**Directions**. Your task is to copy every line of the records below that contains "Республики".
======== Extracted records ========
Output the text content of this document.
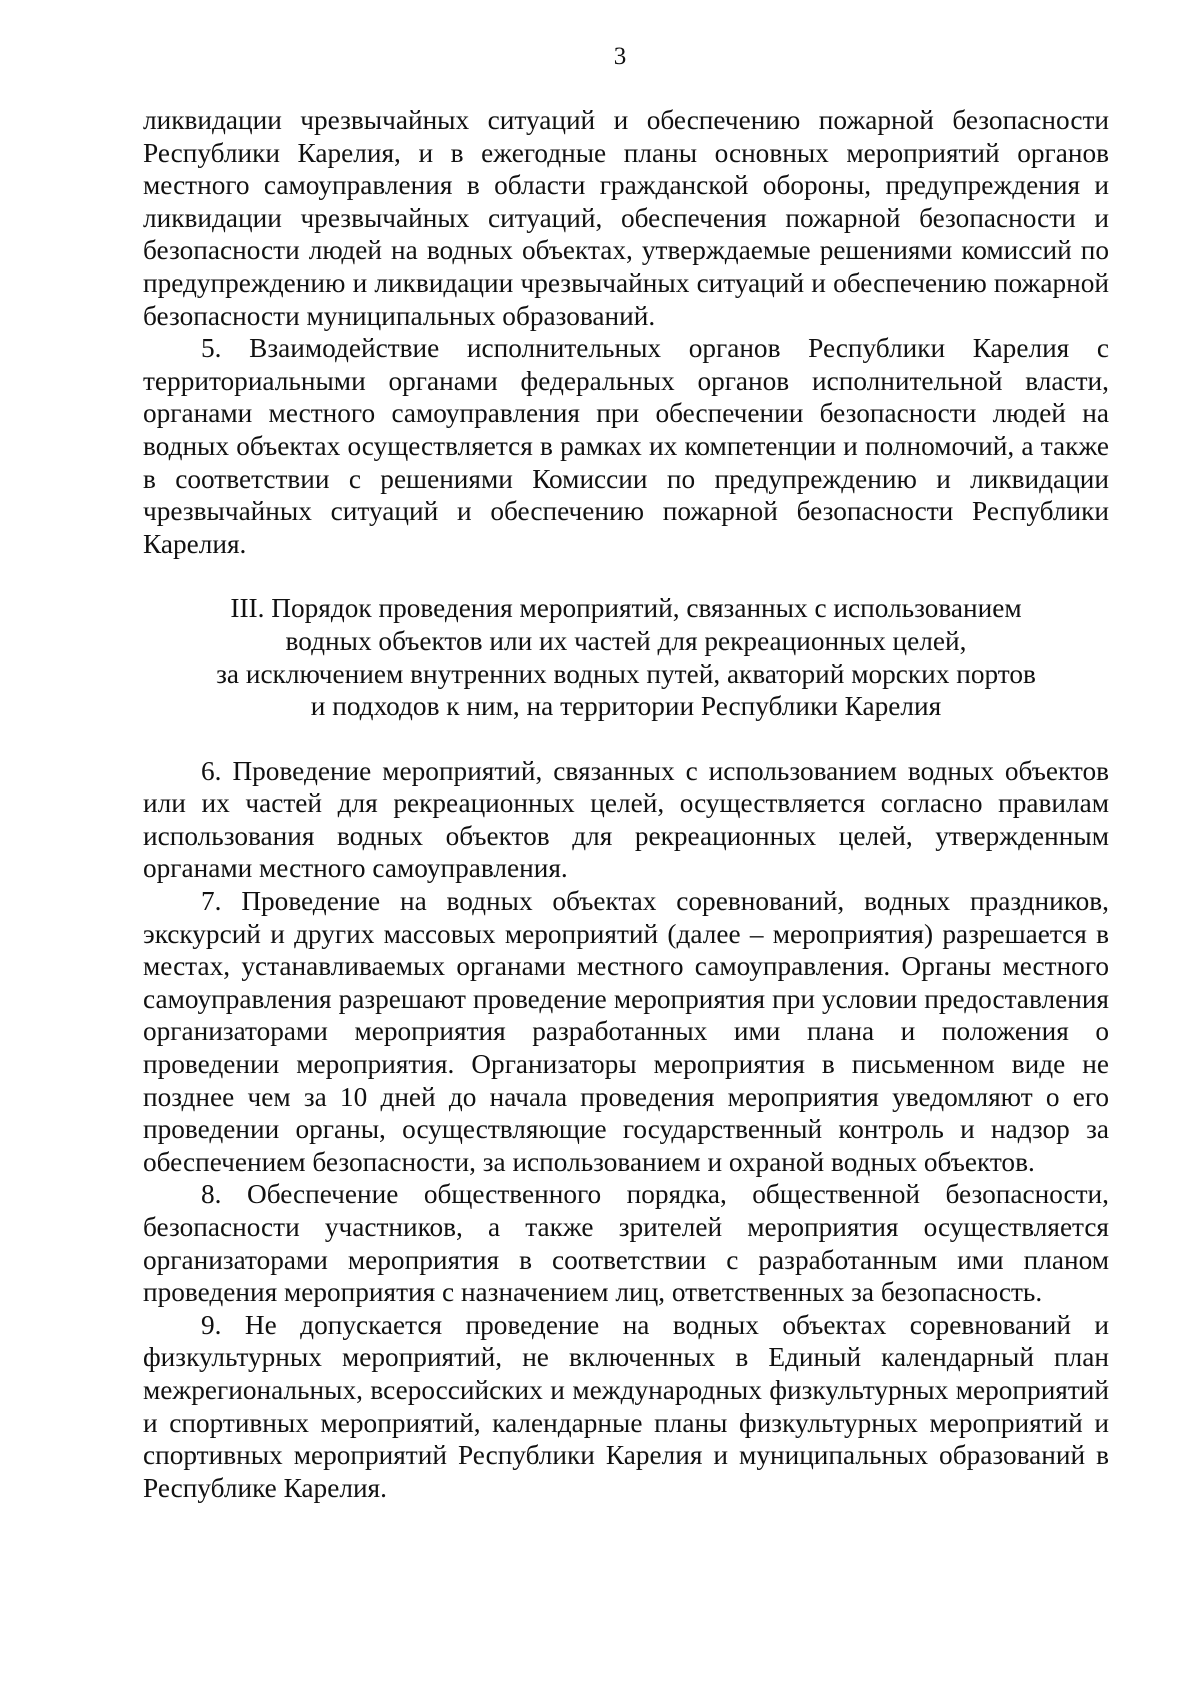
3

ликвидации чрезвычайных ситуаций и обеспечению пожарной безопасности Республики Карелия, и в ежегодные планы основных мероприятий органов местного самоуправления в области гражданской обороны, предупреждения и ликвидации чрезвычайных ситуаций, обеспечения пожарной безопасности и безопасности людей на водных объектах, утверждаемые решениями комиссий по предупреждению и ликвидации чрезвычайных ситуаций и обеспечению пожарной безопасности муниципальных образований.

5. Взаимодействие исполнительных органов Республики Карелия с территориальными органами федеральных органов исполнительной власти, органами местного самоуправления при обеспечении безопасности людей на водных объектах осуществляется в рамках их компетенции и полномочий, а также в соответствии с решениями Комиссии по предупреждению и ликвидации чрезвычайных ситуаций и обеспечению пожарной безопасности Республики Карелия.

III. Порядок проведения мероприятий, связанных с использованием
водных объектов или их частей для рекреационных целей,
за исключением внутренних водных путей, акваторий морских портов
и подходов к ним, на территории Республики Карелия

6. Проведение мероприятий, связанных с использованием водных объектов или их частей для рекреационных целей, осуществляется согласно правилам использования водных объектов для рекреационных целей, утвержденным органами местного самоуправления.

7. Проведение на водных объектах соревнований, водных праздников, экскурсий и других массовых мероприятий (далее – мероприятия) разрешается в местах, устанавливаемых органами местного самоуправления. Органы местного самоуправления разрешают проведение мероприятия при условии предоставления организаторами мероприятия разработанных ими плана и положения о проведении мероприятия. Организаторы мероприятия в письменном виде не позднее чем за 10 дней до начала проведения мероприятия уведомляют о его проведении органы, осуществляющие государственный контроль и надзор за обеспечением безопасности, за использованием и охраной водных объектов.

8. Обеспечение общественного порядка, общественной безопасности, безопасности участников, а также зрителей мероприятия осуществляется организаторами мероприятия в соответствии с разработанным ими планом проведения мероприятия с назначением лиц, ответственных за безопасность.

9. Не допускается проведение на водных объектах соревнований и физкультурных мероприятий, не включенных в Единый календарный план межрегиональных, всероссийских и международных физкультурных мероприятий и спортивных мероприятий, календарные планы физкультурных мероприятий и спортивных мероприятий Республики Карелия и муниципальных образований в Республике Карелия.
========
**Result of the task**.
ликвидации чрезвычайных ситуаций и обеспечению пожарной безопасности Республики Карелия, и в ежегодные планы основных мероприятий органов местного самоуправления в области гражданской обороны, предупреждения и ликвидации чрезвычайных ситуаций, обеспечения пожарной безопасности и безопасности людей на водных объектах, утверждаемые решениями комиссий по предупреждению и ликвидации чрезвычайных ситуаций и обеспечению пожарной безопасности муниципальных образований.
5. Взаимодействие исполнительных органов Республики Карелия с территориальными органами федеральных органов исполнительной власти, органами местного самоуправления при обеспечении безопасности людей на водных объектах осуществляется в рамках их компетенции и полномочий, а также в соответствии с решениями Комиссии по предупреждению и ликвидации чрезвычайных ситуаций и обеспечению пожарной безопасности Республики Карелия.
и подходов к ним, на территории Республики Карелия
9. Не допускается проведение на водных объектах соревнований и физкультурных мероприятий, не включенных в Единый календарный план межрегиональных, всероссийских и международных физкультурных мероприятий и спортивных мероприятий, календарные планы физкультурных мероприятий и спортивных мероприятий Республики Карелия и муниципальных образований в Республике Карелия.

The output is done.